**What you are asked to do**
Copy every entry exactly as given, minus the images.

[START Dataset extract]

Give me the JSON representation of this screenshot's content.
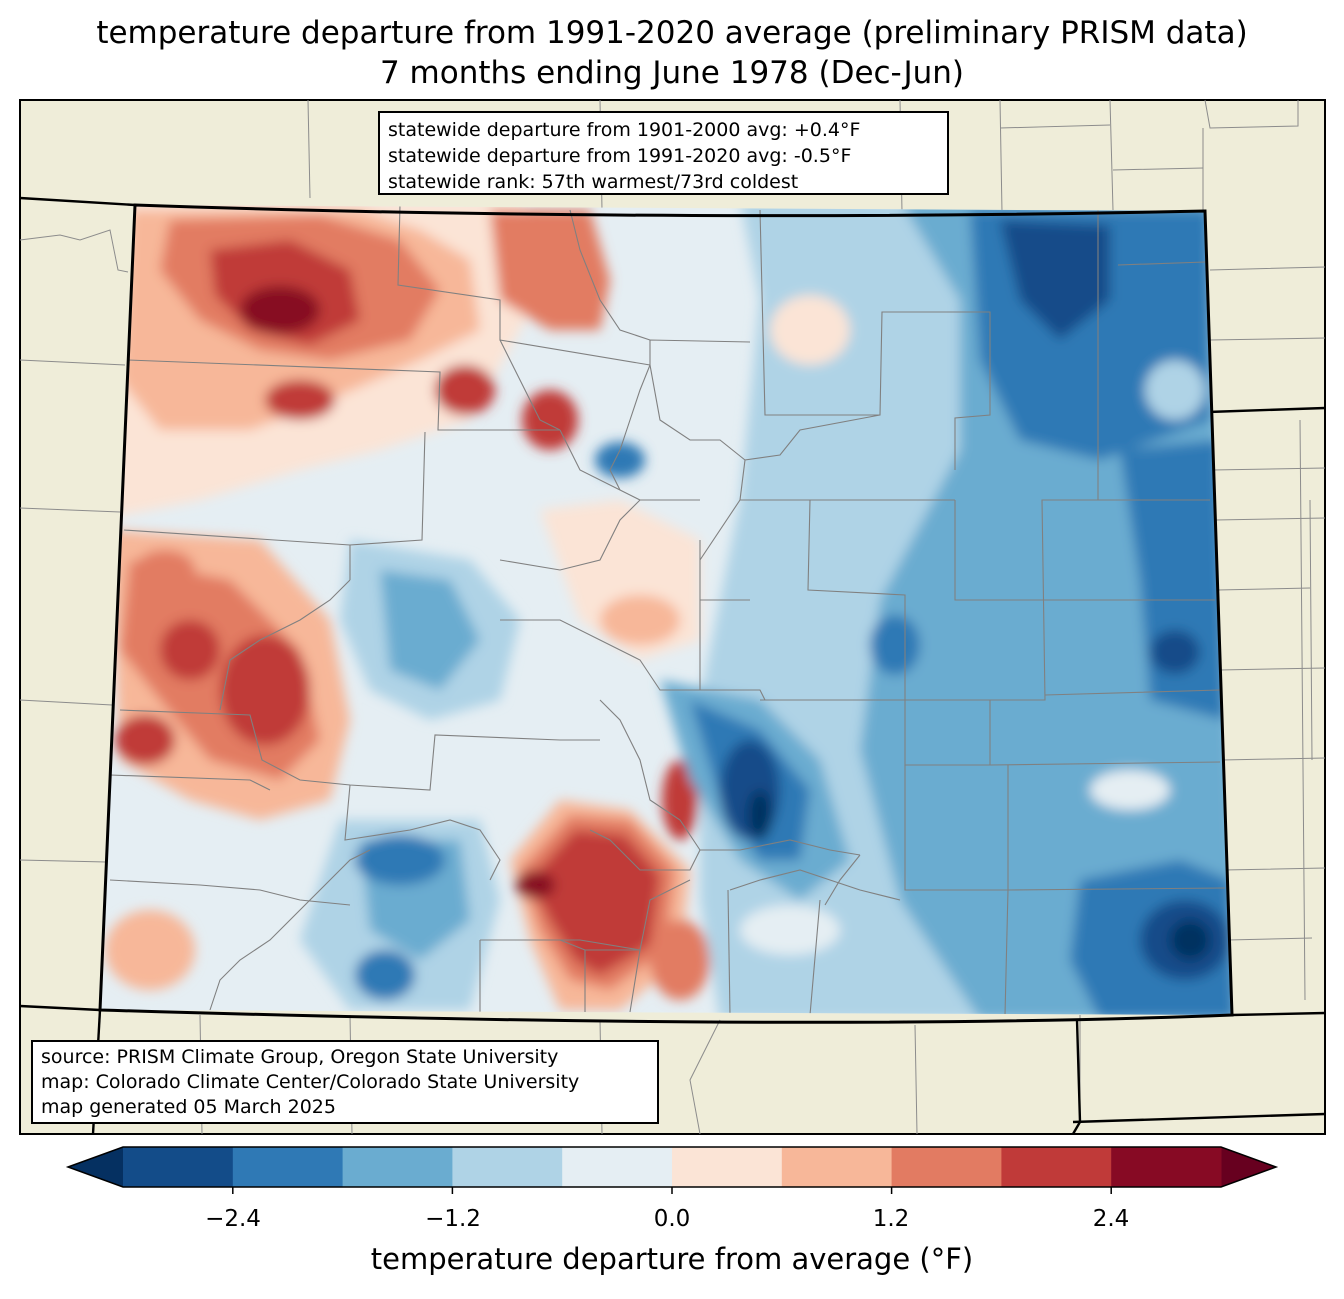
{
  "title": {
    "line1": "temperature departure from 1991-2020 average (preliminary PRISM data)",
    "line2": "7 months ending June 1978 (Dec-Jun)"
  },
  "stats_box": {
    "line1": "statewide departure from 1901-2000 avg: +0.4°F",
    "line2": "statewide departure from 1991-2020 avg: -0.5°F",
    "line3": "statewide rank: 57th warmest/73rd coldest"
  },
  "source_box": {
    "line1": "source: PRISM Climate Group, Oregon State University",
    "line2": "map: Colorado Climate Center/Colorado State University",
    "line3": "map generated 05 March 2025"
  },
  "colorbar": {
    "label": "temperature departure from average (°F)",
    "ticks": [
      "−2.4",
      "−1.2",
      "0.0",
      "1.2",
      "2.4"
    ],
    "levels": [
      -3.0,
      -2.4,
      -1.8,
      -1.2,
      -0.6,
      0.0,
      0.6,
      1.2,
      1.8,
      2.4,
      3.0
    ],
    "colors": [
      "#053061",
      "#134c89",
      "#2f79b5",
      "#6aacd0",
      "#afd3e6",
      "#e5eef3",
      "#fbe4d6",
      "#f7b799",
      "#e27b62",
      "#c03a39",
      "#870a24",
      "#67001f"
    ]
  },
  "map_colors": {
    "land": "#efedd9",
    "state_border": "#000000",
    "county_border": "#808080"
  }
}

[END Dataset extract]

**Reply to the task**
Give me the JSON representation of this screenshot's content.
{
  "title": {
    "line1": "temperature departure from 1991-2020 average (preliminary PRISM data)",
    "line2": "7 months ending June 1978 (Dec-Jun)"
  },
  "stats_box": {
    "line1": "statewide departure from 1901-2000 avg: +0.4°F",
    "line2": "statewide departure from 1991-2020 avg: -0.5°F",
    "line3": "statewide rank: 57th warmest/73rd coldest"
  },
  "source_box": {
    "line1": "source: PRISM Climate Group, Oregon State University",
    "line2": "map: Colorado Climate Center/Colorado State University",
    "line3": "map generated 05 March 2025"
  },
  "colorbar": {
    "label": "temperature departure from average (°F)",
    "ticks": [
      "−2.4",
      "−1.2",
      "0.0",
      "1.2",
      "2.4"
    ],
    "levels": [
      -3.0,
      -2.4,
      -1.8,
      -1.2,
      -0.6,
      0.0,
      0.6,
      1.2,
      1.8,
      2.4,
      3.0
    ],
    "colors": [
      "#053061",
      "#134c89",
      "#2f79b5",
      "#6aacd0",
      "#afd3e6",
      "#e5eef3",
      "#fbe4d6",
      "#f7b799",
      "#e27b62",
      "#c03a39",
      "#870a24",
      "#67001f"
    ]
  },
  "map_colors": {
    "land": "#efedd9",
    "state_border": "#000000",
    "county_border": "#808080"
  }
}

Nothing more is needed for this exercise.